## BEGIN Given records

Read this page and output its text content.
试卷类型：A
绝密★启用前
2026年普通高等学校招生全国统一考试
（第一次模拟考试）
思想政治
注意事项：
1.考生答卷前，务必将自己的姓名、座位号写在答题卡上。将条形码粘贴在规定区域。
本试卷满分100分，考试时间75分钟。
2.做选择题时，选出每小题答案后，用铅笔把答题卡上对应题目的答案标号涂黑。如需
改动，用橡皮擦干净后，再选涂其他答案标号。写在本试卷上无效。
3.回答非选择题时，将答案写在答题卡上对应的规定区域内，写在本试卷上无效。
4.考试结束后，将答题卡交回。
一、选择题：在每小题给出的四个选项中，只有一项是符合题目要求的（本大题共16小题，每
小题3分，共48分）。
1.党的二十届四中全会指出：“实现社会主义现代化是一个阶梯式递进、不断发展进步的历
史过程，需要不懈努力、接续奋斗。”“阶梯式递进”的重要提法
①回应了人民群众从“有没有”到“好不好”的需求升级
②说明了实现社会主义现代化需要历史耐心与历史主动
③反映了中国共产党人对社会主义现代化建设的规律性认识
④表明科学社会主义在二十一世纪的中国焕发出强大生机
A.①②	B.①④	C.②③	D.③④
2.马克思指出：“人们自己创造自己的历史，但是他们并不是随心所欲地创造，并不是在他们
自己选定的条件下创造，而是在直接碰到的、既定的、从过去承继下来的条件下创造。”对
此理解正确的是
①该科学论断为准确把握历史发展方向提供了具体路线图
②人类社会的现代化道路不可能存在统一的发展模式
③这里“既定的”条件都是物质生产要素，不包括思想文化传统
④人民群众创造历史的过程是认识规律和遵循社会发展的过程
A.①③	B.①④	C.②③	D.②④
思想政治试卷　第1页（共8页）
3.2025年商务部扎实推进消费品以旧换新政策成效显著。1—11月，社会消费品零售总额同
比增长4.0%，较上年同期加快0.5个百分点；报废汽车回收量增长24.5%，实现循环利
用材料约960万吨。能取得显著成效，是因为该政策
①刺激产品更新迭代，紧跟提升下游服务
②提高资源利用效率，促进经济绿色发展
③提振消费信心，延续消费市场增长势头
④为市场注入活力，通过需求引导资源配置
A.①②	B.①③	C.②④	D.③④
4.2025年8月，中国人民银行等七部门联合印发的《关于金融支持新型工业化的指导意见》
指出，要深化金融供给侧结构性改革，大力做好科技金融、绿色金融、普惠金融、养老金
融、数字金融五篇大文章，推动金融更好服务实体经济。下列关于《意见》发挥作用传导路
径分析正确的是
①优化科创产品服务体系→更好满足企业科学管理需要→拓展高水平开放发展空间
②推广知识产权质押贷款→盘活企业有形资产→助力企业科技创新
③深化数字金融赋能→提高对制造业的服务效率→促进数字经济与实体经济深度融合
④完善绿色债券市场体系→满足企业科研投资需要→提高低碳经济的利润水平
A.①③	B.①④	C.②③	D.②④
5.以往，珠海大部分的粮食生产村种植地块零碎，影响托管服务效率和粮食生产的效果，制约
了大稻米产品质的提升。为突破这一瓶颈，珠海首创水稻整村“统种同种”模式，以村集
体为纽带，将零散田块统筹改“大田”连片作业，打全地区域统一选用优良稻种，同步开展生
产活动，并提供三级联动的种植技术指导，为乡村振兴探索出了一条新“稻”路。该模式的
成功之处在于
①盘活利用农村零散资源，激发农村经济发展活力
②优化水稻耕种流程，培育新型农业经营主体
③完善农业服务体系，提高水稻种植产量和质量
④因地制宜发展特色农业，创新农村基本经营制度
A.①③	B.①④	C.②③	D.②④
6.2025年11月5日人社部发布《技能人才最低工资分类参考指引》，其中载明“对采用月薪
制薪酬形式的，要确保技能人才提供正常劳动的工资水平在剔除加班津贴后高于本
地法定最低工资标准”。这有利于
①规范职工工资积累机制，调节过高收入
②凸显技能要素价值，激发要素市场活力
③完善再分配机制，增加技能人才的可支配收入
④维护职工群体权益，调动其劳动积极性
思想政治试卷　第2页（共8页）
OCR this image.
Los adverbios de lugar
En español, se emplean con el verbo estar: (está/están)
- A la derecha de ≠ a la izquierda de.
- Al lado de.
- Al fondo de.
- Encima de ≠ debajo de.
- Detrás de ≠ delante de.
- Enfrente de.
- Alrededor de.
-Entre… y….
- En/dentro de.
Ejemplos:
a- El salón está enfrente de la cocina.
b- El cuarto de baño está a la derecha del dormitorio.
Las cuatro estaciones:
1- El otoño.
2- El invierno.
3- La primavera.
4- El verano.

## END Given records
## BEGIN Given records

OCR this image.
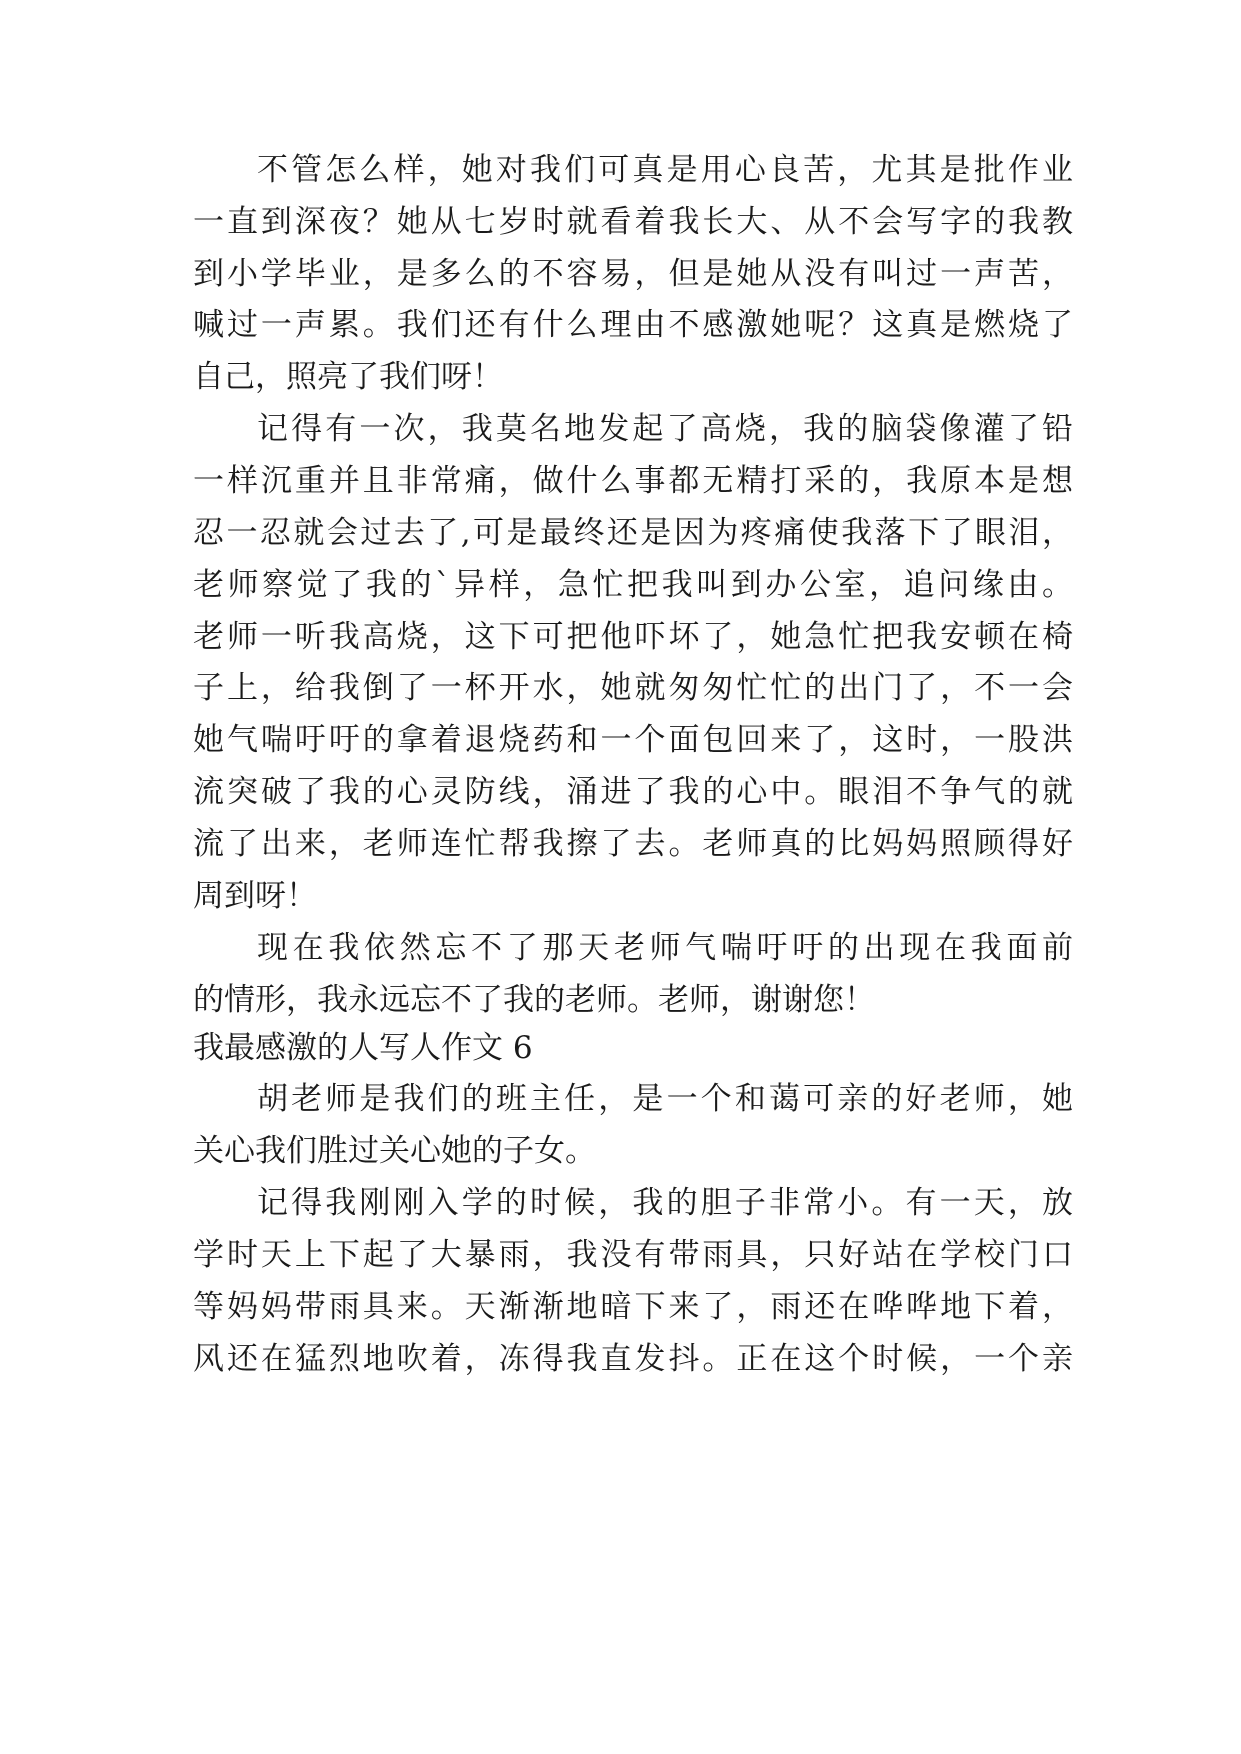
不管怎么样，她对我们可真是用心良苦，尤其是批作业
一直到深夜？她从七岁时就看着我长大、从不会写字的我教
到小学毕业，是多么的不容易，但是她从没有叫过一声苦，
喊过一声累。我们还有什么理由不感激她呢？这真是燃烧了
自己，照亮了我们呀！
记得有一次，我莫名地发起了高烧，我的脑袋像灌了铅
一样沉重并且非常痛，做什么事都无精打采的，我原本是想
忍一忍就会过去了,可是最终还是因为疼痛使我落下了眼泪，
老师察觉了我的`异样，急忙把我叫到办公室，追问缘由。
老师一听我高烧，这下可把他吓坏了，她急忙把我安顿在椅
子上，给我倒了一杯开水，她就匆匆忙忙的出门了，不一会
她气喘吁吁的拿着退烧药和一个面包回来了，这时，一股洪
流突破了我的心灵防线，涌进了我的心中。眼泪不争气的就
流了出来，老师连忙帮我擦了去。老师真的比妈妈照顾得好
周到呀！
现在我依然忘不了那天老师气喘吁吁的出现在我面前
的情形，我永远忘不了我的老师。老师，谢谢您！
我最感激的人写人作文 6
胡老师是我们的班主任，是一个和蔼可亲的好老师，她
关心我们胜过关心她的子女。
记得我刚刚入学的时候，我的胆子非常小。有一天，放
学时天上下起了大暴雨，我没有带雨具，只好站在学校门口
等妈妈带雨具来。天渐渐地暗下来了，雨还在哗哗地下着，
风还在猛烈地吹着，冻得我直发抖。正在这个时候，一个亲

## END Given records

Report each line in the data that holds the word "写在本试卷上无效".

• [Task answer]:
改动，用橡皮擦干净后，再选涂其他答案标号。写在本试卷上无效。
3.回答非选择题时，将答案写在答题卡上对应的规定区域内，写在本试卷上无效。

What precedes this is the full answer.